## [Available records]
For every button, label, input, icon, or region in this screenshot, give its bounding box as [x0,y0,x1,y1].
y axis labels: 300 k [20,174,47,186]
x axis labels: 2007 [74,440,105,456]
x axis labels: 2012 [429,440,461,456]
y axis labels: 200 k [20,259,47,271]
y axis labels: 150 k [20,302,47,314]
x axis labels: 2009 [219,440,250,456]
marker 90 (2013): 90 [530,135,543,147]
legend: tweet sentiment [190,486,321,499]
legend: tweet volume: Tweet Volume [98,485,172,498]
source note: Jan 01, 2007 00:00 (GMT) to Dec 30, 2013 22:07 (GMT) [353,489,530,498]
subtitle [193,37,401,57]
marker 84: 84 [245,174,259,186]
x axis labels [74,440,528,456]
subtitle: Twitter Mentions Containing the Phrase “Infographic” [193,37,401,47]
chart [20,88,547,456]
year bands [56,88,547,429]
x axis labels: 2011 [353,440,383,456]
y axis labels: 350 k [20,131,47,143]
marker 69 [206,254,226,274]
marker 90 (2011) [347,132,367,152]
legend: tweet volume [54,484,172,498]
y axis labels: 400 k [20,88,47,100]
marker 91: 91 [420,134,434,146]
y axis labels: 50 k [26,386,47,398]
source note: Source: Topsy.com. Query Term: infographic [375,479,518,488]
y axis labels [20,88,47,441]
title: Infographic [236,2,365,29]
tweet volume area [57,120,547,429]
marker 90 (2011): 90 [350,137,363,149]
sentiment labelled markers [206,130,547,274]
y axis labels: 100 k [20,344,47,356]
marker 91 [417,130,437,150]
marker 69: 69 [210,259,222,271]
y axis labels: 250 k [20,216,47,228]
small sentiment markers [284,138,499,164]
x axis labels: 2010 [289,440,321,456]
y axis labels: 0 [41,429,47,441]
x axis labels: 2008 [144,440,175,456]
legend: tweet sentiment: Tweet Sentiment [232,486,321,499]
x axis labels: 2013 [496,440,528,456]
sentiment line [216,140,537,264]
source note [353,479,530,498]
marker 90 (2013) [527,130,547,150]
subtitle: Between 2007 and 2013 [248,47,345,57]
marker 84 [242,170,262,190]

## [What the task asks]
Write out all the records above again, substituting "vertical axis labels" for every occurrence of "y axis labels" and changing nothing else.

## [Written answer]
For every button, label, input, icon, or region in this screenshot, give its bounding box as [x0,y0,x1,y1].
vertical axis labels: 300 k [20,174,47,186]
x axis labels: 2007 [74,440,105,456]
x axis labels: 2012 [429,440,461,456]
vertical axis labels: 200 k [20,259,47,271]
vertical axis labels: 150 k [20,302,47,314]
x axis labels: 2009 [219,440,250,456]
marker 90 (2013): 90 [530,135,543,147]
legend: tweet sentiment [190,486,321,499]
legend: tweet volume: Tweet Volume [98,485,172,498]
source note: Jan 01, 2007 00:00 (GMT) to Dec 30, 2013 22:07 (GMT) [353,489,530,498]
subtitle [193,37,401,57]
marker 84: 84 [245,174,259,186]
x axis labels [74,440,528,456]
subtitle: Twitter Mentions Containing the Phrase “Infographic” [193,37,401,47]
chart [20,88,547,456]
year bands [56,88,547,429]
x axis labels: 2011 [353,440,383,456]
vertical axis labels: 350 k [20,131,47,143]
marker 69 [206,254,226,274]
marker 90 (2011) [347,132,367,152]
legend: tweet volume [54,484,172,498]
vertical axis labels: 400 k [20,88,47,100]
marker 91: 91 [420,134,434,146]
vertical axis labels: 50 k [26,386,47,398]
source note: Source: Topsy.com. Query Term: infographic [375,479,518,488]
vertical axis labels [20,88,47,441]
title: Infographic [236,2,365,29]
tweet volume area [57,120,547,429]
marker 90 (2011): 90 [350,137,363,149]
sentiment labelled markers [206,130,547,274]
vertical axis labels: 100 k [20,344,47,356]
marker 91 [417,130,437,150]
marker 69: 69 [210,259,222,271]
vertical axis labels: 250 k [20,216,47,228]
small sentiment markers [284,138,499,164]
x axis labels: 2010 [289,440,321,456]
vertical axis labels: 0 [41,429,47,441]
x axis labels: 2008 [144,440,175,456]
legend: tweet sentiment: Tweet Sentiment [232,486,321,499]
x axis labels: 2013 [496,440,528,456]
sentiment line [216,140,537,264]
source note [353,479,530,498]
marker 90 (2013) [527,130,547,150]
subtitle: Between 2007 and 2013 [248,47,345,57]
marker 84 [242,170,262,190]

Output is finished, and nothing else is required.